# YOUR GOAL
Gather all lines in the entries below that include the word "from".

(Stored items)
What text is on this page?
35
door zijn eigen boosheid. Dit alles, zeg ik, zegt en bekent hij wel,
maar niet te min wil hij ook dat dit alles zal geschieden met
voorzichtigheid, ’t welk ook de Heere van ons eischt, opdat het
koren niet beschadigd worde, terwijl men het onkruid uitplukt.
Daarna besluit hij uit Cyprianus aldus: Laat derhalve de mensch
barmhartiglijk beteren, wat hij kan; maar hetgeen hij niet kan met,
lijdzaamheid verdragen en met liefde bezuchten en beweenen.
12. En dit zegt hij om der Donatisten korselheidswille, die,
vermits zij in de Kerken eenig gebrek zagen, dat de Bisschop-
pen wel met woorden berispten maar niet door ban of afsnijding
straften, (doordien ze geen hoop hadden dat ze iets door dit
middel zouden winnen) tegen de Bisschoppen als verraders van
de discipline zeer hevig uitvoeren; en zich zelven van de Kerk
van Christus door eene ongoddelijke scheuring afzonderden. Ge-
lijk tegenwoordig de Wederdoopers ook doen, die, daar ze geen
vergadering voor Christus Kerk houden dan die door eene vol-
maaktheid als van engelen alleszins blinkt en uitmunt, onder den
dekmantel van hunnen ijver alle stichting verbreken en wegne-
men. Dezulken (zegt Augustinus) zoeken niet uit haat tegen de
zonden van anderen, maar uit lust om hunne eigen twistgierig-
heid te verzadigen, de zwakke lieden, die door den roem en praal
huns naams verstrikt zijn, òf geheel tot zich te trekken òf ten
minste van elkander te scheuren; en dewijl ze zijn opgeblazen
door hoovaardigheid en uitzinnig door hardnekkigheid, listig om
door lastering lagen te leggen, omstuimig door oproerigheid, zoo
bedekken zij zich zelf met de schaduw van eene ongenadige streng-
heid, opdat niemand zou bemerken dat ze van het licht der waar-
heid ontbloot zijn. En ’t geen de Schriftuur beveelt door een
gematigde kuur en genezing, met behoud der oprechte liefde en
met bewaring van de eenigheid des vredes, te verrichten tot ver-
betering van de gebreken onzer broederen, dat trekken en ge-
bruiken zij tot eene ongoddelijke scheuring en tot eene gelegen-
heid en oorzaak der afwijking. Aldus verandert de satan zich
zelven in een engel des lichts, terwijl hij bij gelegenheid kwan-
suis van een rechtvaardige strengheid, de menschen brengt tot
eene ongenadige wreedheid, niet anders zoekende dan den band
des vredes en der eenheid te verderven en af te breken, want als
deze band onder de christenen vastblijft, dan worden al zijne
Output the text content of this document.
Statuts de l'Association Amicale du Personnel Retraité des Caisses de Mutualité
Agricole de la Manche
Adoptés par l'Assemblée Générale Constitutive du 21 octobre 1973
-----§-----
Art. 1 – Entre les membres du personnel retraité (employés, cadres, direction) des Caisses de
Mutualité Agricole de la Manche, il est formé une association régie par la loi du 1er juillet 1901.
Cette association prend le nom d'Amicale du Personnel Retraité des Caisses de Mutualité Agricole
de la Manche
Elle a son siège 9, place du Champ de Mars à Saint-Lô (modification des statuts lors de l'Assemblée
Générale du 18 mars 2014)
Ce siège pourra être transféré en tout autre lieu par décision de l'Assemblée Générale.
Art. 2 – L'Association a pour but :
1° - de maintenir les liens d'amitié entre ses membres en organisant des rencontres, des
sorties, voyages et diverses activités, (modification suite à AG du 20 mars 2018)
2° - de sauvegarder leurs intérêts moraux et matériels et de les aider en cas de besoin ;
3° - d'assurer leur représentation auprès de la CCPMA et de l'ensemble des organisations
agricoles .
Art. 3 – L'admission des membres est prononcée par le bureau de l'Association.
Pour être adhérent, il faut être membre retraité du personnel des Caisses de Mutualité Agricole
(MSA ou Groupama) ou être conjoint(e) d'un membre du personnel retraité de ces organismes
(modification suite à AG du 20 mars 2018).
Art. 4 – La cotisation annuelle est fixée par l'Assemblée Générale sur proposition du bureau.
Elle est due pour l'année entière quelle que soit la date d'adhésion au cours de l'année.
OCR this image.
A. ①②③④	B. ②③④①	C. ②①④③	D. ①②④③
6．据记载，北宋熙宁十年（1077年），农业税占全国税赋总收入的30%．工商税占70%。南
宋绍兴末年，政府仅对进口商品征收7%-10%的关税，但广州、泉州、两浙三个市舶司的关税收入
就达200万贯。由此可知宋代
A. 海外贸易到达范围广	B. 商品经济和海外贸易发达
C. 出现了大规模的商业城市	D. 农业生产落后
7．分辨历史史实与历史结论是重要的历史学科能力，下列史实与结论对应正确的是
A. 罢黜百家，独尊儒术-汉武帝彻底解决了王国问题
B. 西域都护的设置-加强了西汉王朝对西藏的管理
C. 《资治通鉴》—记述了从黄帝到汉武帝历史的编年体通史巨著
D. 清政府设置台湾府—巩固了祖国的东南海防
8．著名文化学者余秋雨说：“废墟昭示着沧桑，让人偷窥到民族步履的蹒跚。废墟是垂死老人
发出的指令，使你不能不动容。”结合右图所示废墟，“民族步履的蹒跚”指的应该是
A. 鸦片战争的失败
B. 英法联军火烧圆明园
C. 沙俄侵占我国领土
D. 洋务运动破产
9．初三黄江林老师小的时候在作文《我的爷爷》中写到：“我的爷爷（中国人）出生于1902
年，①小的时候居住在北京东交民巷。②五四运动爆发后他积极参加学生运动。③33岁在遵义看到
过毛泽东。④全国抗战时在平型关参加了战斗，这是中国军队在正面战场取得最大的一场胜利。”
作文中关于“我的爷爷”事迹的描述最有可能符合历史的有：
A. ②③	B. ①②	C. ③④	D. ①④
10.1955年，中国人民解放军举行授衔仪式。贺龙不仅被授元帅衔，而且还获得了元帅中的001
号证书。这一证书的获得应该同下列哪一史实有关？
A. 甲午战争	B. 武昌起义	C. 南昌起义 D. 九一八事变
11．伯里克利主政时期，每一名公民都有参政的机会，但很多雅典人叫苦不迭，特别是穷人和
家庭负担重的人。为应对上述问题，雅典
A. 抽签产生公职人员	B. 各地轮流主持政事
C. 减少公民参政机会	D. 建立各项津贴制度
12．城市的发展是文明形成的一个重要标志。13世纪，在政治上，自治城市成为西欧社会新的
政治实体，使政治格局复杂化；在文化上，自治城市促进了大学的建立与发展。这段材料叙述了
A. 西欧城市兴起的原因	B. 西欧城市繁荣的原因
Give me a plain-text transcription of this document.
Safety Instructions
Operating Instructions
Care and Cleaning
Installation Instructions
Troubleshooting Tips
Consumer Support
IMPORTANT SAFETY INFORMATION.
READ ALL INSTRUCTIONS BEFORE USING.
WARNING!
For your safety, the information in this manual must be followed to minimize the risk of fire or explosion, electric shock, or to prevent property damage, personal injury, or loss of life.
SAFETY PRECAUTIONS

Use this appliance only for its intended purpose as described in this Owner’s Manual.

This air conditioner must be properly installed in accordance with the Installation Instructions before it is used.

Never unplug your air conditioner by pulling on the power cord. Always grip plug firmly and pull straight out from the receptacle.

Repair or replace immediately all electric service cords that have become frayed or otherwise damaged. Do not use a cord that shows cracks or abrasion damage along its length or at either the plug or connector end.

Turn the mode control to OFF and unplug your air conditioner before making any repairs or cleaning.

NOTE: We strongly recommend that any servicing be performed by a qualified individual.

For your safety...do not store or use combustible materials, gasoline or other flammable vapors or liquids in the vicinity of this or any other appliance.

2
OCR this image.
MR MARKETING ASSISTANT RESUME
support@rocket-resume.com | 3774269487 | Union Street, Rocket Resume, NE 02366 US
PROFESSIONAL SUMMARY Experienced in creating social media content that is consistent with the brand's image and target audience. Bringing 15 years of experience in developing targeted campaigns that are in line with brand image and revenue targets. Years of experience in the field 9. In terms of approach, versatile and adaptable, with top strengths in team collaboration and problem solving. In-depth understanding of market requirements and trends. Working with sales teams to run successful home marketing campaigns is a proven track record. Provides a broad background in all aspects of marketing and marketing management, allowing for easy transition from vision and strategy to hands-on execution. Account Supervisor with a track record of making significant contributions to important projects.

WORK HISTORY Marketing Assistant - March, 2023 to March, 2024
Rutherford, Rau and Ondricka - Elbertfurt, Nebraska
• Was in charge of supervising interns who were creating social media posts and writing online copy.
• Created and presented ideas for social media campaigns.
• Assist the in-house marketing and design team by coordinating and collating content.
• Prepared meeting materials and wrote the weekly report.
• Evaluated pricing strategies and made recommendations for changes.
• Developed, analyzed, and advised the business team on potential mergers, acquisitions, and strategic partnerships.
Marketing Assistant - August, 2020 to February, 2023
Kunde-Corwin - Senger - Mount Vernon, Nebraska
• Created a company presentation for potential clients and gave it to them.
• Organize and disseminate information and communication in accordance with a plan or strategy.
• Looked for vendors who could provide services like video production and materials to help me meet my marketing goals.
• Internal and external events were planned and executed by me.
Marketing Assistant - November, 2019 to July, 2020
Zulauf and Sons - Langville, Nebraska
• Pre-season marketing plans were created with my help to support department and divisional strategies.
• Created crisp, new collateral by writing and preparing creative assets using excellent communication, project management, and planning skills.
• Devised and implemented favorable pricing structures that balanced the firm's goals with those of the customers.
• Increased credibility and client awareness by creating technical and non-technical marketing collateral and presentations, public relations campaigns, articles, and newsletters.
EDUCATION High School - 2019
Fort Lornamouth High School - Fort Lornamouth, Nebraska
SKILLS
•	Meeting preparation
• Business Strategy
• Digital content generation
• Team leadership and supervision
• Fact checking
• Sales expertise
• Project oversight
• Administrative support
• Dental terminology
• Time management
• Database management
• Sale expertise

# TASK OUTPUT
Never unplug your air conditioner by pulling on the power cord. Always grip plug firmly and pull straight out from the receptacle.
PROFESSIONAL SUMMARY Experienced in creating social media content that is consistent with the brand's image and target audience. Bringing 15 years of experience in developing targeted campaigns that are in line with brand image and revenue targets. Years of experience in the field 9. In terms of approach, versatile and adaptable, with top strengths in team collaboration and problem solving. In-depth understanding of market requirements and trends. Working with sales teams to run successful home marketing campaigns is a proven track record. Provides a broad background in all aspects of marketing and marketing management, allowing for easy transition from vision and strategy to hands-on execution. Account Supervisor with a track record of making significant contributions to important projects.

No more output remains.